* Data for this exercise
%%

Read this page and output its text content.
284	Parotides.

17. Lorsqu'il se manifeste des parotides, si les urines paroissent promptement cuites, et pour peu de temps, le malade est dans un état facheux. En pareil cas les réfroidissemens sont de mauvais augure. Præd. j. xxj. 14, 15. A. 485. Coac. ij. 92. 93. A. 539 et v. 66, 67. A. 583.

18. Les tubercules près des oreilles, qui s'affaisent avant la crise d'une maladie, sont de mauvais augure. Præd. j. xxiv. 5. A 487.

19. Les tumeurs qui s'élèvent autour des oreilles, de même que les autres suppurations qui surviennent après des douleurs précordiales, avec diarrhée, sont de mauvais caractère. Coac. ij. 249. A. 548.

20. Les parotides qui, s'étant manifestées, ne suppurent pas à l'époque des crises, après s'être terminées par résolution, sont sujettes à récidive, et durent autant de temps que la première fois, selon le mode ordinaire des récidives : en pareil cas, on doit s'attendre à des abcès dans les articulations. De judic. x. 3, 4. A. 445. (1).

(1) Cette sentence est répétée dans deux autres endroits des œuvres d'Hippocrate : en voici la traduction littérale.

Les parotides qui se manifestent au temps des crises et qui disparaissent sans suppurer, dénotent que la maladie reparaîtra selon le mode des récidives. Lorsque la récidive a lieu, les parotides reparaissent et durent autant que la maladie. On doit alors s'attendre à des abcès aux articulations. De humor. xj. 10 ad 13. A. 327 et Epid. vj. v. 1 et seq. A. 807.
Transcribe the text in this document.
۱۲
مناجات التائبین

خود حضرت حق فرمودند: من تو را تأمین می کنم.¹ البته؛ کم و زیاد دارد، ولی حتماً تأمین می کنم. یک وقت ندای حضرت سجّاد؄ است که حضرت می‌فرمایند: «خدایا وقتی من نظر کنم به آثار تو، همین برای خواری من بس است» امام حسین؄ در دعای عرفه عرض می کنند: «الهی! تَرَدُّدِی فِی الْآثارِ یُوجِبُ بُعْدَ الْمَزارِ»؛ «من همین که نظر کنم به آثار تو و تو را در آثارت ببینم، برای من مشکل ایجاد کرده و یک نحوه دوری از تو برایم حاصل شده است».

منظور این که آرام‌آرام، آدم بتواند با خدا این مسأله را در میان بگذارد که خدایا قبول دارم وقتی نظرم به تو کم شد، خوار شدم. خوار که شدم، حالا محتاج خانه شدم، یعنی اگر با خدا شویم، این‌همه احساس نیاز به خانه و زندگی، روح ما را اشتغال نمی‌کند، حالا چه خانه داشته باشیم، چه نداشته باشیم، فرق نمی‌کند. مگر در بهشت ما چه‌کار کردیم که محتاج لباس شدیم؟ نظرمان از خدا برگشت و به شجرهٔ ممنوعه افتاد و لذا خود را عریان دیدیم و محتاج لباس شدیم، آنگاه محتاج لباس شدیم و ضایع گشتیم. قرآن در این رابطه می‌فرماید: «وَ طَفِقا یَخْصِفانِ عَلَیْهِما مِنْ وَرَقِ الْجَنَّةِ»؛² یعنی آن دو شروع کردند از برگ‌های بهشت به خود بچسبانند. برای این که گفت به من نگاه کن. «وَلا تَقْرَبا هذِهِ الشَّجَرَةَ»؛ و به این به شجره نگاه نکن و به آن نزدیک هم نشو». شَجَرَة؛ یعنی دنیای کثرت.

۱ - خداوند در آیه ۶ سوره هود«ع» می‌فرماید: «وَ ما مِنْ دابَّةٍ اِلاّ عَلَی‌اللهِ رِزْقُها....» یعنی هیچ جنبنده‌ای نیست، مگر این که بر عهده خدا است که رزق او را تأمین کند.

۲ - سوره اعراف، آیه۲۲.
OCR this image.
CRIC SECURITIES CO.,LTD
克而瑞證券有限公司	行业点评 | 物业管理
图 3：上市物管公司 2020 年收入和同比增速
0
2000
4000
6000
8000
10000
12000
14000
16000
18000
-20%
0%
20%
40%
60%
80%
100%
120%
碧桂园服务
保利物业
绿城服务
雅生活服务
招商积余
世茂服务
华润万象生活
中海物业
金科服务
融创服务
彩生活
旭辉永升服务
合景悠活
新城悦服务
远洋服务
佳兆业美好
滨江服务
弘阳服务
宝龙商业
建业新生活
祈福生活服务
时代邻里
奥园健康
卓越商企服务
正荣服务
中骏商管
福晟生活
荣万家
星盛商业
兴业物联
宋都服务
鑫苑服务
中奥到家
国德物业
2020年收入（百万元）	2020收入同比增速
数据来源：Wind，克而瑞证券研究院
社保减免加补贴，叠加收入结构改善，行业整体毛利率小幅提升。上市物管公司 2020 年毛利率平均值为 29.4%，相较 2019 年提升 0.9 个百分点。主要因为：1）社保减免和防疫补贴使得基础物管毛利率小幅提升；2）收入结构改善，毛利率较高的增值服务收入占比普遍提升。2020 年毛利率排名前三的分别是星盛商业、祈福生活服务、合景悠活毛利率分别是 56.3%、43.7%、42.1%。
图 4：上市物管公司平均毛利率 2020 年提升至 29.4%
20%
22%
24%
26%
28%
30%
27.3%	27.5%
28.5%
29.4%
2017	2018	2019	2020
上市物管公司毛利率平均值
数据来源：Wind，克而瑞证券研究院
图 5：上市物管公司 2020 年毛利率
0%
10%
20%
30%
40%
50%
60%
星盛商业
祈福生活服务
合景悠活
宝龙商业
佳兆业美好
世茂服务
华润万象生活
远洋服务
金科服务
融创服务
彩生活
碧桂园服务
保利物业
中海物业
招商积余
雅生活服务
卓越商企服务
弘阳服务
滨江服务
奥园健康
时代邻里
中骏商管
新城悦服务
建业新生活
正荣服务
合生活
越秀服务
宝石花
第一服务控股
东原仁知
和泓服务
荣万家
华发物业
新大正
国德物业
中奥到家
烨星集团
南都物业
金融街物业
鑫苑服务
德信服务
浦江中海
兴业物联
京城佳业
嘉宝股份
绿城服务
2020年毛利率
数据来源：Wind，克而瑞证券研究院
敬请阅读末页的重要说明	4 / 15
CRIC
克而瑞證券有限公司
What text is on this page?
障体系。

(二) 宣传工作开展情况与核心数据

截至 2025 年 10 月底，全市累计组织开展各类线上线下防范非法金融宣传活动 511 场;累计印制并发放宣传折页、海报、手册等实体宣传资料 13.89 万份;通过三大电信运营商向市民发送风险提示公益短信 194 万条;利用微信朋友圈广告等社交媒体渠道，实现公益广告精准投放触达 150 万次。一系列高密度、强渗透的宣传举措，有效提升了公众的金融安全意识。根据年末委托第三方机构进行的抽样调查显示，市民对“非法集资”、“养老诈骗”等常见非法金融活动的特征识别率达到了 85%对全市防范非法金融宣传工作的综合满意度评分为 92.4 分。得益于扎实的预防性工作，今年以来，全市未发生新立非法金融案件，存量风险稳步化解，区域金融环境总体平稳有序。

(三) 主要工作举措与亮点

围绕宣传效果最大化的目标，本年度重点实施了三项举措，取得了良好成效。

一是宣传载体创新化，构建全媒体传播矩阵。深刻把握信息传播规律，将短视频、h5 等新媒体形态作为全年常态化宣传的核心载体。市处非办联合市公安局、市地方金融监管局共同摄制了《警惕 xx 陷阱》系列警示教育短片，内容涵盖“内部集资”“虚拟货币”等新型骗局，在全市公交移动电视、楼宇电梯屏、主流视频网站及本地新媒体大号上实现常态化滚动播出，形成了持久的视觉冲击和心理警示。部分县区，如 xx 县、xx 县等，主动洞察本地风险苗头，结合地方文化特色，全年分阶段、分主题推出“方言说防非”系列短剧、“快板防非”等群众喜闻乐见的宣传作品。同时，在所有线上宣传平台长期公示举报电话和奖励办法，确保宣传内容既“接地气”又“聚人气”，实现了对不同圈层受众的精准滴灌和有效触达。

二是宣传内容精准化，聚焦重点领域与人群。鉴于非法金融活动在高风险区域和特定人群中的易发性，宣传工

%%

* Task
Where a line of the records above holds the word "Coac", copy that line.

* Response to this task
17. Lorsqu'il se manifeste des parotides, si les urines paroissent promptement cuites, et pour peu de temps, le malade est dans un état facheux. En pareil cas les réfroidissemens sont de mauvais augure. Præd. j. xxj. 14, 15. A. 485. Coac. ij. 92. 93. A. 539 et v. 66, 67. A. 583.
19. Les tumeurs qui s'élèvent autour des oreilles, de même que les autres suppurations qui surviennent après des douleurs précordiales, avec diarrhée, sont de mauvais caractère. Coac. ij. 249. A. 548.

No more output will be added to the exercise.